[begin Provided data]

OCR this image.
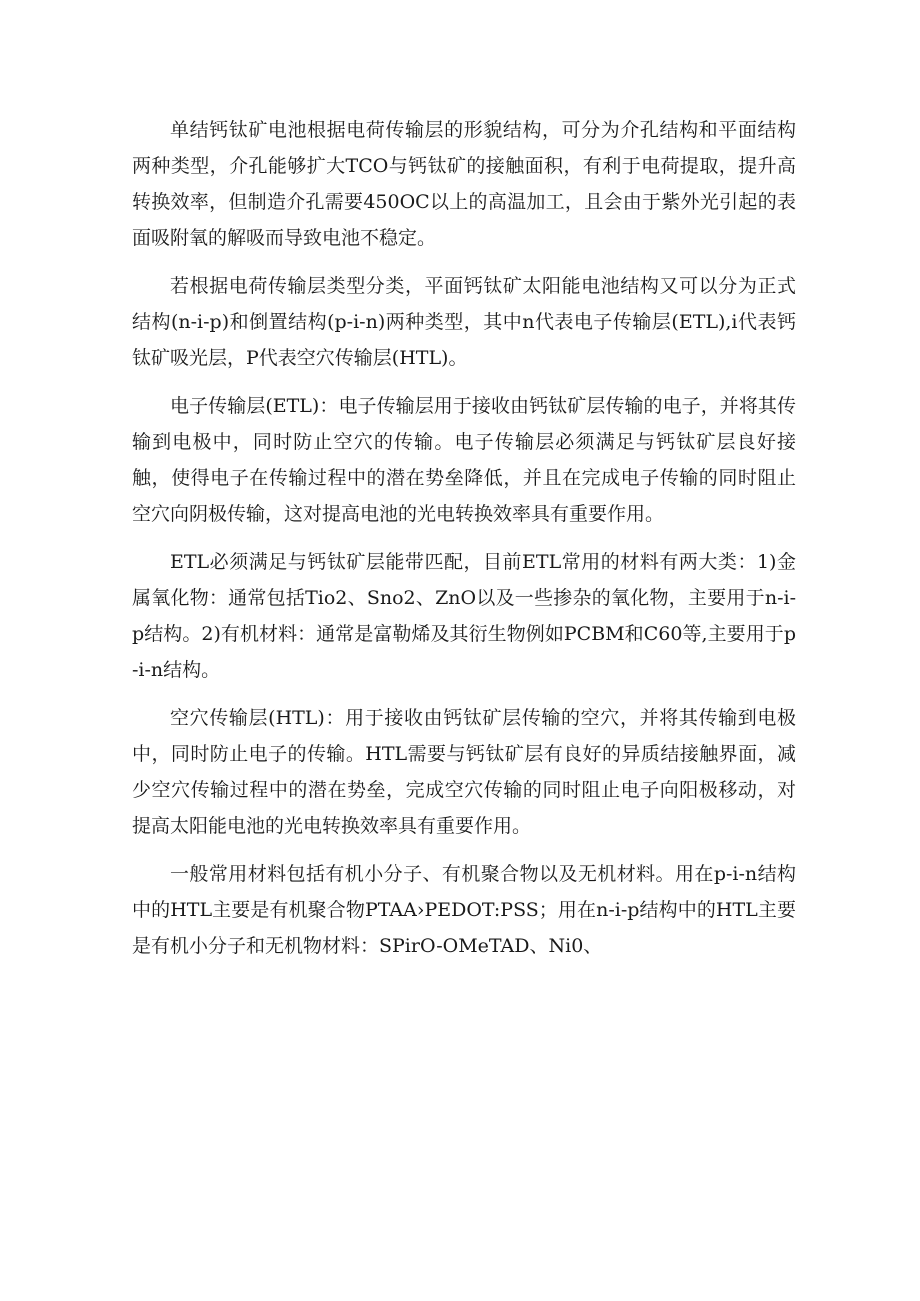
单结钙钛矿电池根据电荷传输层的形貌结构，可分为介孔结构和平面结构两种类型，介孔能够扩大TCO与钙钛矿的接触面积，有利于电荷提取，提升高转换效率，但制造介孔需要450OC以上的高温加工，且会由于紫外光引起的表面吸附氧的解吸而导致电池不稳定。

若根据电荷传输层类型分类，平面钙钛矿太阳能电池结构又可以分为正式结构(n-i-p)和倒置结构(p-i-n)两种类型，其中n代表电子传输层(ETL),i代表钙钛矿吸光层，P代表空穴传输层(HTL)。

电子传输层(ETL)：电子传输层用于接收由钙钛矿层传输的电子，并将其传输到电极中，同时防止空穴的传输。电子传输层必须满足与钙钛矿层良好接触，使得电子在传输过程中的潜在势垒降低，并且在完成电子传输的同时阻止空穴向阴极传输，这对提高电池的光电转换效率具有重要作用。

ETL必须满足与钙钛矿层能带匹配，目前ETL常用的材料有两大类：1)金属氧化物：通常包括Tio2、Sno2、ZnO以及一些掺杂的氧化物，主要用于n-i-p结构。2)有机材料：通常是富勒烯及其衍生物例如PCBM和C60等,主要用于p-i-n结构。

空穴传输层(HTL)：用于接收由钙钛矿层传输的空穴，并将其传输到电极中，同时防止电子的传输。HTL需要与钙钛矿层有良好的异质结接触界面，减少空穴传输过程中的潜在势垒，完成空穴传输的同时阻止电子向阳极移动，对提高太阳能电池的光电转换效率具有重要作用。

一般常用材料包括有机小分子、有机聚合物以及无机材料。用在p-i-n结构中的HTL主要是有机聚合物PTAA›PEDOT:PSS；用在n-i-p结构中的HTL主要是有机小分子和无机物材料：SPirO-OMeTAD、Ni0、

[end Provided data]

Excluding the pictures, restate the records above word for word.

## Expected answer
OCR this image.
单结钙钛矿电池根据电荷传输层的形貌结构，可分为介孔结构和平面结构两种类型，介孔能够扩大TCO与钙钛矿的接触面积，有利于电荷提取，提升高转换效率，但制造介孔需要450OC以上的高温加工，且会由于紫外光引起的表面吸附氧的解吸而导致电池不稳定。

若根据电荷传输层类型分类，平面钙钛矿太阳能电池结构又可以分为正式结构(n-i-p)和倒置结构(p-i-n)两种类型，其中n代表电子传输层(ETL),i代表钙钛矿吸光层，P代表空穴传输层(HTL)。

电子传输层(ETL)：电子传输层用于接收由钙钛矿层传输的电子，并将其传输到电极中，同时防止空穴的传输。电子传输层必须满足与钙钛矿层良好接触，使得电子在传输过程中的潜在势垒降低，并且在完成电子传输的同时阻止空穴向阴极传输，这对提高电池的光电转换效率具有重要作用。

ETL必须满足与钙钛矿层能带匹配，目前ETL常用的材料有两大类：1)金属氧化物：通常包括Tio2、Sno2、ZnO以及一些掺杂的氧化物，主要用于n-i-p结构。2)有机材料：通常是富勒烯及其衍生物例如PCBM和C60等,主要用于p-i-n结构。

空穴传输层(HTL)：用于接收由钙钛矿层传输的空穴，并将其传输到电极中，同时防止电子的传输。HTL需要与钙钛矿层有良好的异质结接触界面，减少空穴传输过程中的潜在势垒，完成空穴传输的同时阻止电子向阳极移动，对提高太阳能电池的光电转换效率具有重要作用。

一般常用材料包括有机小分子、有机聚合物以及无机材料。用在p-i-n结构中的HTL主要是有机聚合物PTAA›PEDOT:PSS；用在n-i-p结构中的HTL主要是有机小分子和无机物材料：SPirO-OMeTAD、Ni0、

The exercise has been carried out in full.